§ Task list
a - Reproduce word for word everything in the podcast introduction from "Welcome to the" down to "with the show.".
b - Turn everything in the listing from the line containing "design-icon <box>1467 470 1571 571</box>" down to the line containing "color-field-label: Color - Blue" into a numbered list, with both of those lines included and any blank lines dropped.

╭─ Text extract

All right, today we are talking about how to get more clients from YouTube, how to get more exposure, how to grow your brand. My guest today is Tom Breeze. He’s the Founder of Viewability. He’s an expert on how to get more exposure, more views, more clients through YouTube. I’ll tell you more about him in a second. So stay tuned.

Chad Franzen 0:19

Welcome to the Smart Business Revolution Podcast where we feature top entrepreneurs, business leaders and thought leaders and ask them how they built key relationships to get where they are today. Now, let’s get started with the show.

╰─
╭─ Recorded information

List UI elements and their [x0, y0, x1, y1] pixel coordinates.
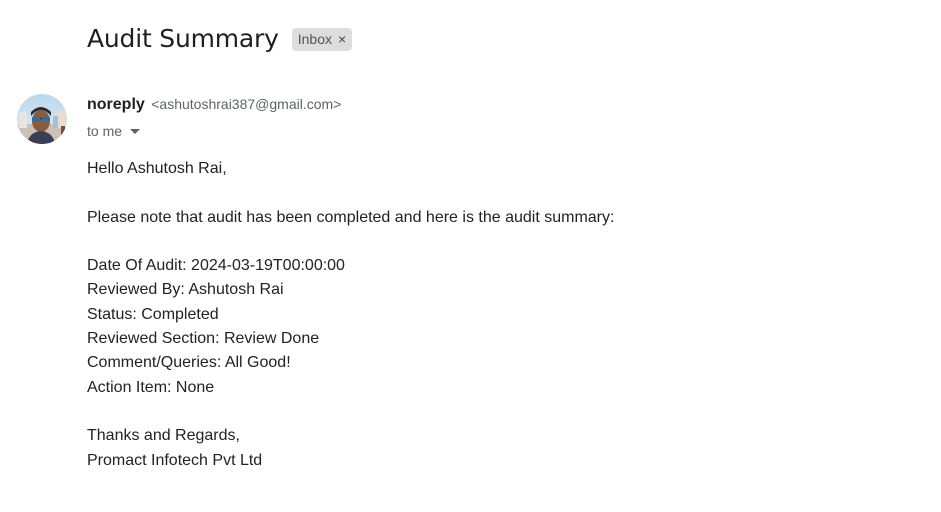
sender-name[interactable]: noreply — [87, 96, 145, 113]
subject-row: Audit Summary Inbox × — [87, 24, 353, 53]
inbox-label-chip[interactable]: Inbox × — [291, 28, 353, 51]
recipient-label: to me — [87, 123, 123, 139]
recipient-row[interactable]: to me — [87, 123, 141, 139]
detail-line: Comment/Queries: All Good! — [87, 354, 291, 372]
sender-email: <ashutoshrai387@gmail.com> — [151, 96, 342, 112]
email-subject: Audit Summary — [87, 24, 279, 53]
email-view: Audit Summary Inbox × noreply <ashutoshr… — [0, 0, 941, 512]
detail-line: Reviewed By: Ashutosh Rai — [87, 281, 284, 299]
company-signature: Promact Infotech Pvt Ltd — [87, 451, 263, 469]
detail-line: Reviewed Section: Review Done — [87, 330, 320, 348]
email-body: Hello Ashutosh Rai, Please note that aud… — [87, 157, 614, 473]
detail-line: Action Item: None — [87, 378, 215, 396]
greeting: Hello Ashutosh Rai, — [87, 160, 227, 177]
avatar-photo-icon — [17, 94, 67, 144]
caret-down-icon[interactable] — [130, 128, 141, 134]
avatar[interactable] — [17, 94, 67, 144]
label-text: Inbox — [297, 31, 332, 47]
closing: Thanks and Regards, — [87, 427, 240, 445]
intro-text: Please note that audit has been complete… — [87, 208, 615, 226]
sender-row: noreply <ashutoshrai387@gmail.com> — [87, 96, 341, 114]
close-icon[interactable]: × — [338, 31, 346, 47]
detail-line: Status: Completed — [87, 305, 219, 323]
detail-line: Date Of Audit: 2024-03-19T00:00:00 — [87, 257, 345, 275]
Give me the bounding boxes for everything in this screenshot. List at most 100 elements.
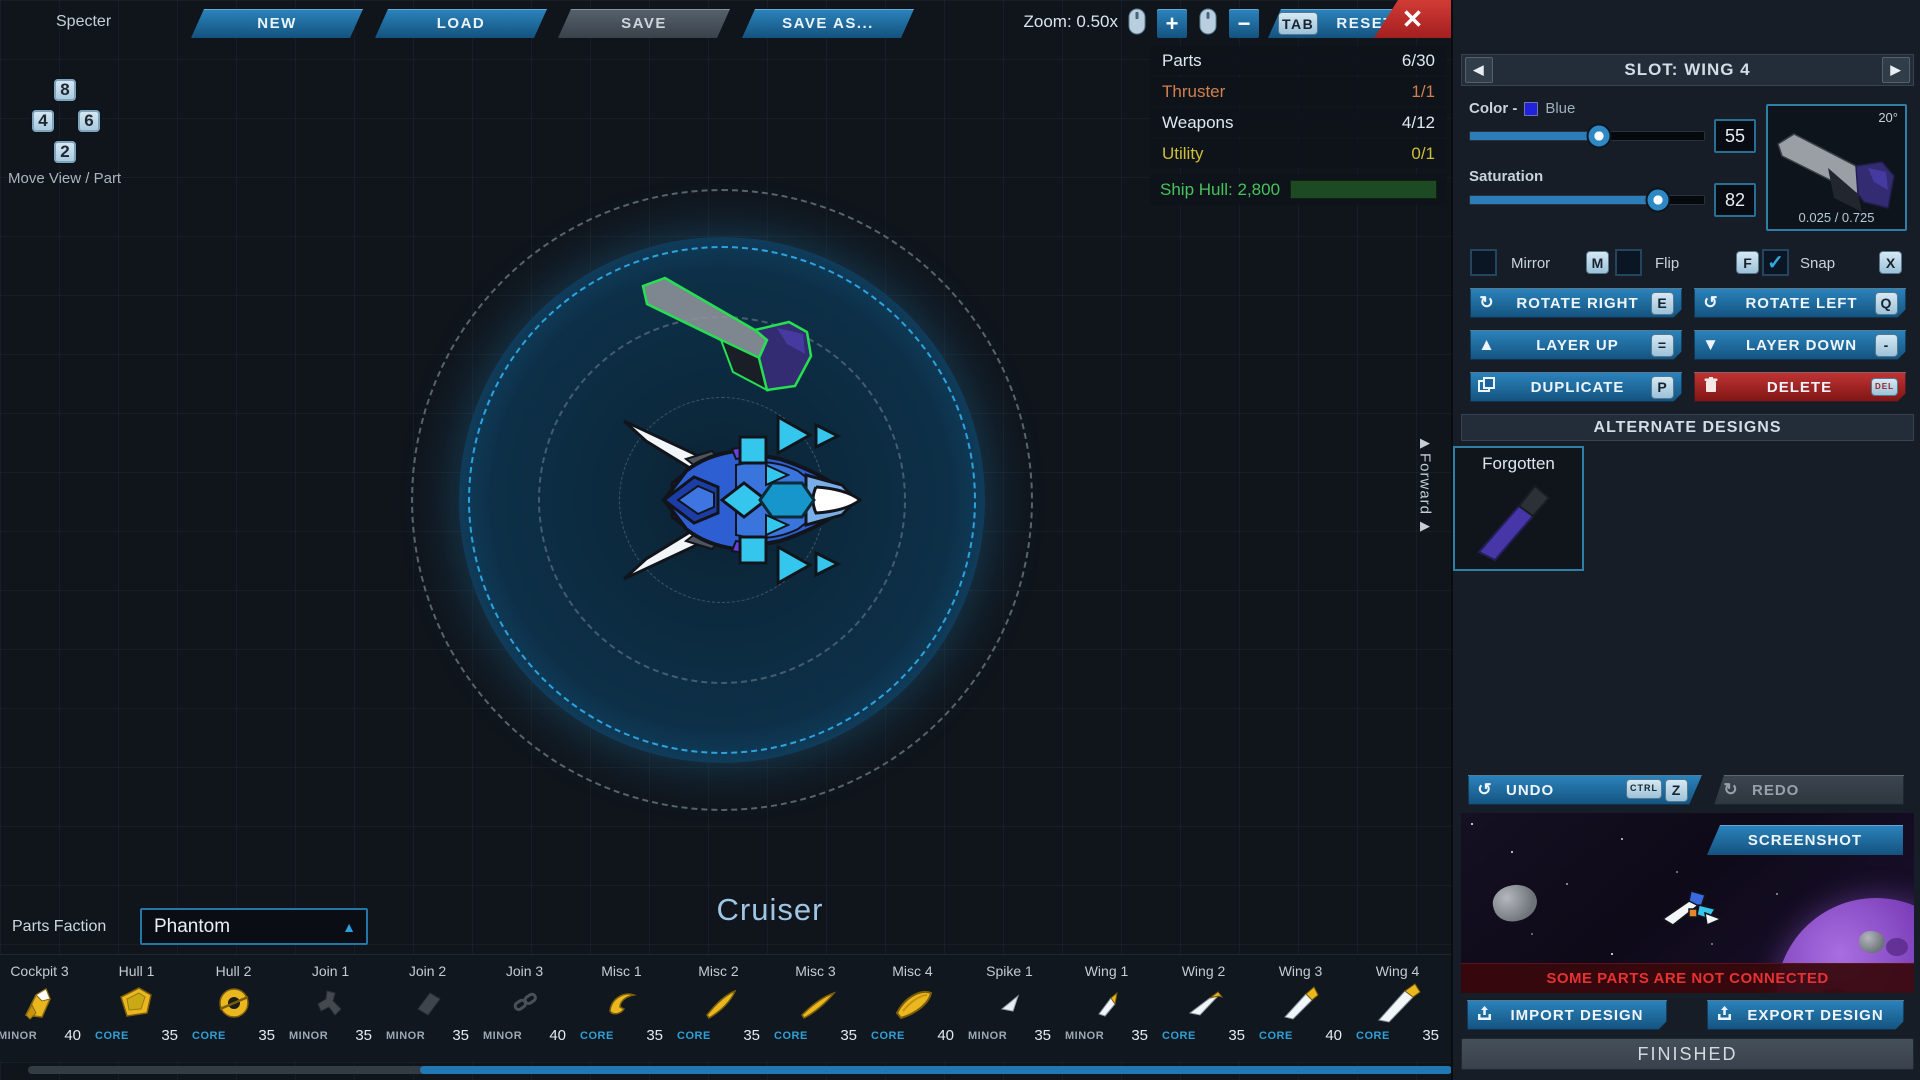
design-icon <box>1467 470 1571 571</box>
stat-value: 6/30 <box>1402 51 1435 71</box>
ship-design[interactable] <box>620 405 880 595</box>
hue-slider[interactable] <box>1469 124 1705 148</box>
stat-row: Parts 6/30 <box>1150 46 1447 75</box>
rotate-left-keycap: Q <box>1875 292 1898 315</box>
part-item[interactable]: Misc 3 CORE 35 <box>767 955 864 1063</box>
parts-faction-value: Phantom <box>142 916 332 938</box>
part-item[interactable]: Wing 3 CORE 40 <box>1252 955 1349 1063</box>
parts-scrollbar-thumb[interactable] <box>420 1066 1451 1074</box>
part-item[interactable]: Wing 2 CORE 35 <box>1155 955 1252 1063</box>
part-name: Misc 3 <box>767 963 864 979</box>
part-cost: 35 <box>258 1027 275 1044</box>
snap-keycap: X <box>1879 251 1902 274</box>
part-cost: 35 <box>840 1027 857 1044</box>
part-item[interactable]: Hull 1 CORE 35 <box>88 955 185 1063</box>
part-icon <box>476 979 573 1027</box>
part-icon <box>767 979 864 1027</box>
part-name: Misc 2 <box>670 963 767 979</box>
color-field-label: Color - Blue <box>1469 100 1575 117</box>
part-item[interactable]: Misc 2 CORE 35 <box>670 955 767 1063</box>
parts-faction-label: Parts Faction <box>12 918 106 936</box>
design-canvas[interactable]: Cruiser ▶ Forward ▶ Specter NEW LOAD SAV… <box>0 0 1451 1080</box>
part-icon <box>670 979 767 1027</box>
slot-next-button[interactable]: ▶ <box>1882 57 1910 83</box>
chevron-left-icon: ◀ <box>1474 62 1485 78</box>
alternate-design-thumb[interactable]: Forgotten <box>1453 446 1584 571</box>
rotate-right-button[interactable]: ↻ ROTATE RIGHT E <box>1470 288 1682 318</box>
part-name: Misc 1 <box>573 963 670 979</box>
forward-arrow-top-icon: ▶ <box>1420 436 1430 449</box>
parts-strip: Cockpit 3 MINOR 40 Hull 1 CORE 35 Hull 2… <box>0 954 1451 1062</box>
numpad-8-key: 8 <box>52 77 78 103</box>
part-item[interactable]: Spike 1 MINOR 35 <box>961 955 1058 1063</box>
part-type: MINOR <box>1065 1030 1104 1042</box>
saturation-value-box[interactable]: 82 <box>1714 183 1756 217</box>
finished-button[interactable]: FINISHED <box>1461 1038 1914 1070</box>
part-item[interactable]: Join 1 MINOR 35 <box>282 955 379 1063</box>
redo-button[interactable]: ↻ REDO <box>1714 775 1904 805</box>
layer-down-button[interactable]: ▼ LAYER DOWN - <box>1694 330 1906 360</box>
stat-row: Weapons 4/12 <box>1150 108 1447 137</box>
delete-button[interactable]: DELETE DEL <box>1694 372 1906 402</box>
part-type: CORE <box>871 1030 905 1042</box>
mirror-checkbox[interactable] <box>1470 249 1497 276</box>
save-button[interactable]: SAVE <box>558 9 730 38</box>
part-cost: 40 <box>549 1027 566 1044</box>
close-icon: ✕ <box>1402 4 1424 35</box>
part-item[interactable]: Misc 4 CORE 40 <box>864 955 961 1063</box>
stat-label: Utility <box>1162 144 1204 164</box>
part-item[interactable]: Join 3 MINOR 40 <box>476 955 573 1063</box>
part-name: Wing 3 <box>1252 963 1349 979</box>
save-as-button[interactable]: SAVE AS... <box>742 9 914 38</box>
parts-faction-dropdown[interactable]: Phantom ▲ <box>140 908 368 945</box>
snap-checkbox[interactable]: ✓ <box>1762 249 1789 276</box>
undo-button[interactable]: ↺ UNDO CTRL Z <box>1468 775 1702 805</box>
selected-wing-part[interactable] <box>637 272 837 402</box>
load-button[interactable]: LOAD <box>375 9 547 38</box>
hue-slider-fill <box>1470 132 1600 140</box>
part-type: MINOR <box>483 1030 522 1042</box>
color-swatch <box>1524 102 1538 116</box>
z-keycap: Z <box>1665 779 1688 802</box>
slot-header: ◀ SLOT: WING 4 ▶ <box>1461 54 1914 86</box>
stat-row: Thruster 1/1 <box>1150 77 1447 106</box>
saturation-label: Saturation <box>1469 168 1543 185</box>
hue-value-box[interactable]: 55 <box>1714 119 1756 153</box>
part-position-value: 0.025 / 0.725 <box>1768 210 1905 225</box>
part-item[interactable]: Join 2 MINOR 35 <box>379 955 476 1063</box>
duplicate-button[interactable]: DUPLICATE P <box>1470 372 1682 402</box>
redo-icon: ↻ <box>1714 780 1748 800</box>
layer-up-button[interactable]: ▲ LAYER UP = <box>1470 330 1682 360</box>
zoom-out-button[interactable]: − <box>1229 9 1259 38</box>
part-icon <box>1349 979 1446 1027</box>
part-type: CORE <box>677 1030 711 1042</box>
part-icon <box>1155 979 1252 1027</box>
mirror-keycap: M <box>1586 251 1609 274</box>
rotate-cw-icon: ↻ <box>1470 293 1504 313</box>
part-cost: 35 <box>1228 1027 1245 1044</box>
mirror-label: Mirror <box>1511 255 1550 272</box>
part-icon <box>0 979 88 1027</box>
export-icon <box>1707 1005 1741 1026</box>
part-type: CORE <box>192 1030 226 1042</box>
export-design-button[interactable]: EXPORT DESIGN <box>1707 1000 1904 1030</box>
slot-panel: ◀ SLOT: WING 4 ▶ Color - Blue 55 Saturat… <box>1451 0 1920 1080</box>
rotate-left-button[interactable]: ↺ ROTATE LEFT Q <box>1694 288 1906 318</box>
saturation-slider-handle[interactable] <box>1645 188 1670 213</box>
slot-prev-button[interactable]: ◀ <box>1465 57 1493 83</box>
zoom-in-button[interactable]: + <box>1157 9 1187 38</box>
part-item[interactable]: Cockpit 3 MINOR 40 <box>0 955 88 1063</box>
part-item[interactable]: Wing 4 CORE 35 <box>1349 955 1446 1063</box>
part-cost: 35 <box>1131 1027 1148 1044</box>
part-icon <box>185 979 282 1027</box>
part-type: MINOR <box>0 1030 37 1042</box>
import-design-button[interactable]: IMPORT DESIGN <box>1467 1000 1667 1030</box>
saturation-slider[interactable] <box>1469 188 1705 212</box>
new-button[interactable]: NEW <box>191 9 363 38</box>
part-item[interactable]: Hull 2 CORE 35 <box>185 955 282 1063</box>
part-item[interactable]: Misc 1 CORE 35 <box>573 955 670 1063</box>
flip-checkbox[interactable] <box>1615 249 1642 276</box>
part-item[interactable]: Wing 1 MINOR 35 <box>1058 955 1155 1063</box>
screenshot-button[interactable]: SCREENSHOT <box>1707 825 1903 855</box>
hue-slider-handle[interactable] <box>1586 124 1611 149</box>
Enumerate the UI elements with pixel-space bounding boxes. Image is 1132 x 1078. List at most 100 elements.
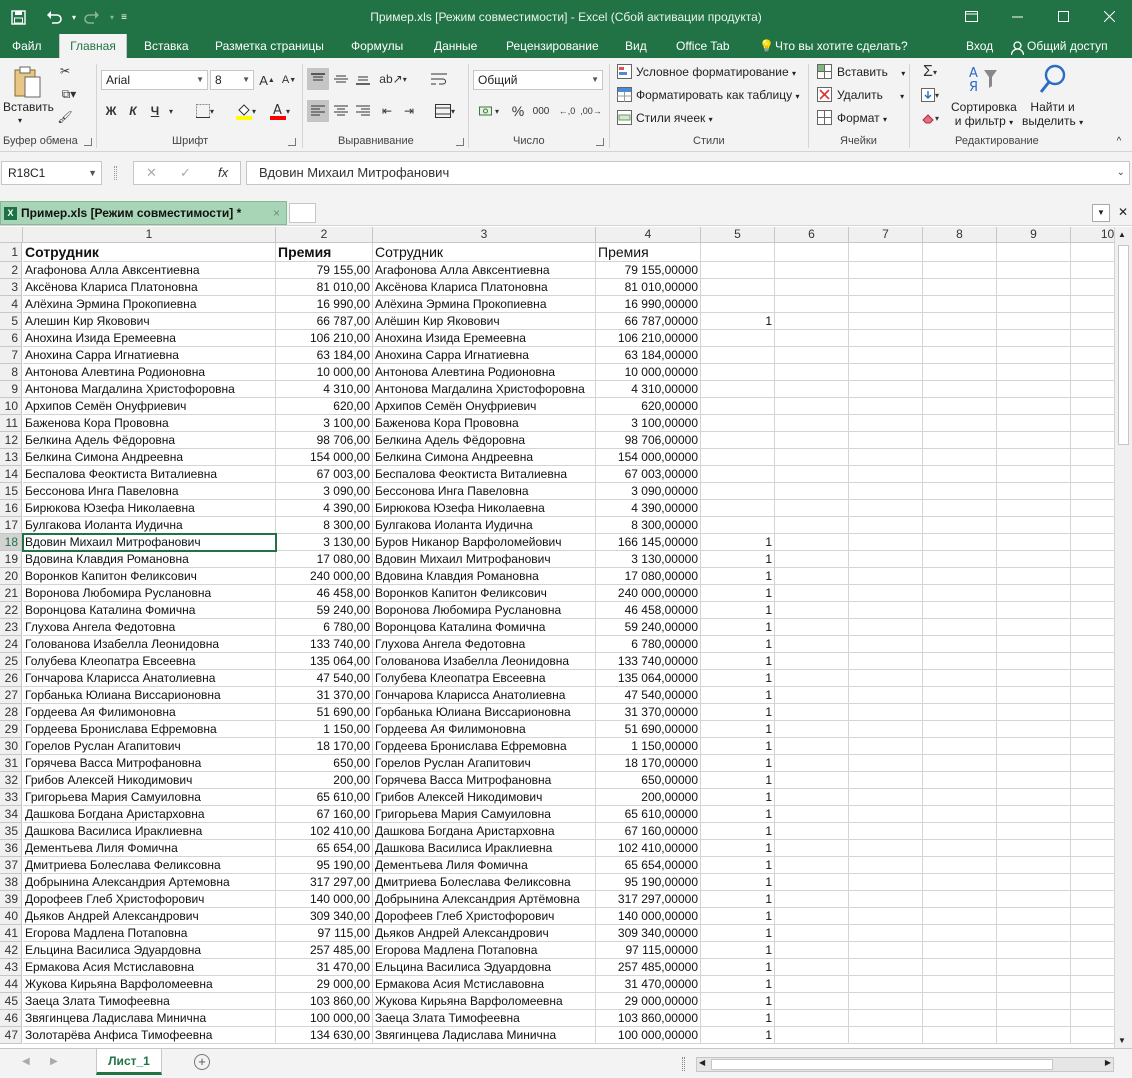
grid-cell[interactable]: [923, 330, 997, 347]
grid-cell[interactable]: [923, 449, 997, 466]
decrease-decimal-icon[interactable]: ,00→: [580, 100, 602, 122]
grid-cell[interactable]: 1 150,00000: [596, 738, 701, 755]
minimize-icon[interactable]: [994, 4, 1040, 28]
grid-cell[interactable]: [923, 789, 997, 806]
grid-cell[interactable]: Голубева Клеопатра Евсеевна: [23, 653, 276, 670]
increase-decimal-icon[interactable]: ←,0: [556, 100, 578, 122]
grid-cell[interactable]: [997, 364, 1071, 381]
grid-cell[interactable]: [923, 653, 997, 670]
grid-cell[interactable]: [923, 534, 997, 551]
grid-cell[interactable]: Дмитриева Болеслава Феликсовна: [23, 857, 276, 874]
close-workbook-icon[interactable]: ✕: [1114, 204, 1132, 222]
grid-cell[interactable]: [775, 534, 849, 551]
font-size-combo[interactable]: 8 ▼: [210, 70, 254, 90]
header-cell[interactable]: Сотрудник: [373, 243, 596, 262]
copy-icon[interactable]: ⧉▾: [56, 85, 82, 103]
row-header[interactable]: 31: [0, 755, 22, 772]
grid-cell[interactable]: 47 540,00000: [596, 687, 701, 704]
grid-cell[interactable]: 1: [701, 942, 775, 959]
grid-cell[interactable]: Егорова Мадлена Потаповна: [23, 925, 276, 942]
row-header[interactable]: 44: [0, 976, 22, 993]
grid-cell[interactable]: [923, 891, 997, 908]
grid-cell[interactable]: Гончарова Кларисса Анатолиевна: [23, 670, 276, 687]
grid-cell[interactable]: [849, 381, 923, 398]
grid-cell[interactable]: [923, 364, 997, 381]
grid-cell[interactable]: Бирюкова Юзефа Николаевна: [373, 500, 596, 517]
grid-cell[interactable]: [775, 959, 849, 976]
row-header[interactable]: 45: [0, 993, 22, 1010]
grid-cell[interactable]: [701, 243, 775, 262]
grid-cell[interactable]: [997, 415, 1071, 432]
grid-cell[interactable]: 63 184,00: [276, 347, 373, 364]
header-cell[interactable]: Премия: [596, 243, 701, 262]
grid-cell[interactable]: [923, 908, 997, 925]
grid-cell[interactable]: 59 240,00000: [596, 619, 701, 636]
grid-cell[interactable]: [997, 432, 1071, 449]
grid-cell[interactable]: [775, 262, 849, 279]
grid-cell[interactable]: 18 170,00: [276, 738, 373, 755]
row-header[interactable]: 38: [0, 874, 22, 891]
maximize-icon[interactable]: [1040, 4, 1086, 28]
grid-cell[interactable]: [701, 483, 775, 500]
grid-cell[interactable]: [701, 449, 775, 466]
grid-cell[interactable]: 135 064,00: [276, 653, 373, 670]
number-launcher-icon[interactable]: [596, 138, 604, 146]
row-header[interactable]: 30: [0, 738, 22, 755]
new-tab-button[interactable]: [289, 203, 316, 223]
grid-cell[interactable]: [997, 619, 1071, 636]
grid-cell[interactable]: 257 485,00000: [596, 959, 701, 976]
grid-cell[interactable]: [923, 243, 997, 262]
grid-cell[interactable]: Горелов Руслан Агапитович: [373, 755, 596, 772]
grid-cell[interactable]: [849, 415, 923, 432]
grid-cell[interactable]: [997, 738, 1071, 755]
grid-cell[interactable]: [997, 959, 1071, 976]
grid-cell[interactable]: [997, 925, 1071, 942]
formula-bar-grip-icon[interactable]: [114, 166, 117, 180]
tab-formulas[interactable]: Формулы: [345, 34, 409, 58]
grid-cell[interactable]: 67 160,00: [276, 806, 373, 823]
grid-cell[interactable]: 66 787,00000: [596, 313, 701, 330]
grid-cell[interactable]: [923, 619, 997, 636]
sheet-next-icon[interactable]: ▶: [50, 1056, 58, 1067]
grid-cell[interactable]: [923, 925, 997, 942]
grid-cell[interactable]: 103 860,00000: [596, 1010, 701, 1027]
grid-cell[interactable]: [923, 398, 997, 415]
grid-cell[interactable]: [923, 942, 997, 959]
format-cells-button[interactable]: Формат ▾: [837, 111, 887, 125]
cancel-icon[interactable]: ✕: [146, 165, 157, 181]
close-tab-icon[interactable]: ×: [273, 202, 280, 224]
grid-cell[interactable]: [997, 857, 1071, 874]
grid-cell[interactable]: 4 390,00: [276, 500, 373, 517]
merge-cells-icon[interactable]: ▾: [428, 100, 462, 122]
row-header[interactable]: 9: [0, 381, 22, 398]
grid-cell[interactable]: [923, 415, 997, 432]
grid-cell[interactable]: [923, 959, 997, 976]
row-header[interactable]: 41: [0, 925, 22, 942]
grid-cell[interactable]: [775, 517, 849, 534]
grid-cell[interactable]: Белкина Симона Андреевна: [373, 449, 596, 466]
align-bottom-icon[interactable]: [353, 68, 373, 90]
font-launcher-icon[interactable]: [288, 138, 296, 146]
grid-cell[interactable]: 140 000,00000: [596, 908, 701, 925]
row-header[interactable]: 24: [0, 636, 22, 653]
grid-cell[interactable]: Булгакова Иоланта Иудична: [23, 517, 276, 534]
grid-cell[interactable]: Бирюкова Юзефа Николаевна: [23, 500, 276, 517]
grid-cell[interactable]: 81 010,00: [276, 279, 373, 296]
grid-cell[interactable]: [849, 959, 923, 976]
grid-cell[interactable]: 67 003,00: [276, 466, 373, 483]
grid-cell[interactable]: [923, 738, 997, 755]
grid-cell[interactable]: Гончарова Кларисса Анатолиевна: [373, 687, 596, 704]
grid-cell[interactable]: [701, 364, 775, 381]
grid-cell[interactable]: 1: [701, 585, 775, 602]
grid-cell[interactable]: 100 000,00: [276, 1010, 373, 1027]
column-header[interactable]: 5: [701, 227, 775, 243]
tab-home[interactable]: Главная: [59, 34, 127, 58]
delete-cells-button[interactable]: Удалить ▾: [837, 88, 904, 102]
grid-cell[interactable]: [997, 313, 1071, 330]
grid-cell[interactable]: [849, 1010, 923, 1027]
grid-cell[interactable]: Заеца Злата Тимофеевна: [23, 993, 276, 1010]
grid-cell[interactable]: Беспалова Феоктиста Виталиевна: [23, 466, 276, 483]
grid-cell[interactable]: [997, 874, 1071, 891]
grid-cell[interactable]: 31 370,00: [276, 687, 373, 704]
grid-cell[interactable]: [997, 840, 1071, 857]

╰─

§ Answers by task
a -
Welcome to the Smart Business Revolution Podcast where we feature top entrepreneurs, business leaders and thought leaders and ask them how they built key relationships to get where they are today. Now, let’s get started with the show.

b -
1. design-icon <box>1467 470 1571 571</box>
2. stat-value: 6/30 <box>1402 51 1435 71</box>
3. ship-design[interactable] <box>620 405 880 595</box>
4. hue-slider[interactable] <box>1469 124 1705 148</box>
5. stat-row: Parts 6/30 <box>1150 46 1447 75</box>
6. rotate-left-keycap: Q <box>1875 292 1898 315</box>
7. part-item[interactable]: Misc 3 CORE 35 <box>767 955 864 1063</box>
8. parts-faction-value: Phantom <box>142 916 332 938</box>
9. part-item[interactable]: Wing 3 CORE 40 <box>1252 955 1349 1063</box>
10. parts-scrollbar-thumb[interactable] <box>420 1066 1451 1074</box>
11. part-item[interactable]: Wing 2 CORE 35 <box>1155 955 1252 1063</box>
12. part-name: Misc 3 <box>767 963 864 979</box>
13. part-cost: 35 <box>258 1027 275 1044</box>
14. snap-keycap: X <box>1879 251 1902 274</box>
15. part-cost: 35 <box>840 1027 857 1044</box>
16. part-item[interactable]: Hull 1 CORE 35 <box>88 955 185 1063</box>
17. part-icon <box>476 979 573 1027</box>
18. part-icon <box>767 979 864 1027</box>
19. part-name: Misc 2 <box>670 963 767 979</box>
20. color-field-label: Color - Blue <box>1469 100 1575 117</box>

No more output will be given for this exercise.